▶ [RECORDS PROVIDED]
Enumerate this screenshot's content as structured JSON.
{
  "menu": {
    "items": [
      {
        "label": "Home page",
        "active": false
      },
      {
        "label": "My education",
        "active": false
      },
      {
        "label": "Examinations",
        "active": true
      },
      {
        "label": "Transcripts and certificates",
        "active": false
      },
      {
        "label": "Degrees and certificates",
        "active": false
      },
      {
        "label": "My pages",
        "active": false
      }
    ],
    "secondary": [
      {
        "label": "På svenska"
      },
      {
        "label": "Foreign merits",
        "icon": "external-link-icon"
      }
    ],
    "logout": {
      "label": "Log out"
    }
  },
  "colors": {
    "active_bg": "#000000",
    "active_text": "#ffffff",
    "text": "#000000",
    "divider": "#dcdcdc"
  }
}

▶ [SHORT PROBLEM] Set down all of the records shown above once more, exactly.

▶ [WORKED ANSWER]
Enumerate this screenshot's content as structured JSON.
{
  "menu": {
    "items": [
      {
        "label": "Home page",
        "active": false
      },
      {
        "label": "My education",
        "active": false
      },
      {
        "label": "Examinations",
        "active": true
      },
      {
        "label": "Transcripts and certificates",
        "active": false
      },
      {
        "label": "Degrees and certificates",
        "active": false
      },
      {
        "label": "My pages",
        "active": false
      }
    ],
    "secondary": [
      {
        "label": "På svenska"
      },
      {
        "label": "Foreign merits",
        "icon": "external-link-icon"
      }
    ],
    "logout": {
      "label": "Log out"
    }
  },
  "colors": {
    "active_bg": "#000000",
    "active_text": "#ffffff",
    "text": "#000000",
    "divider": "#dcdcdc"
  }
}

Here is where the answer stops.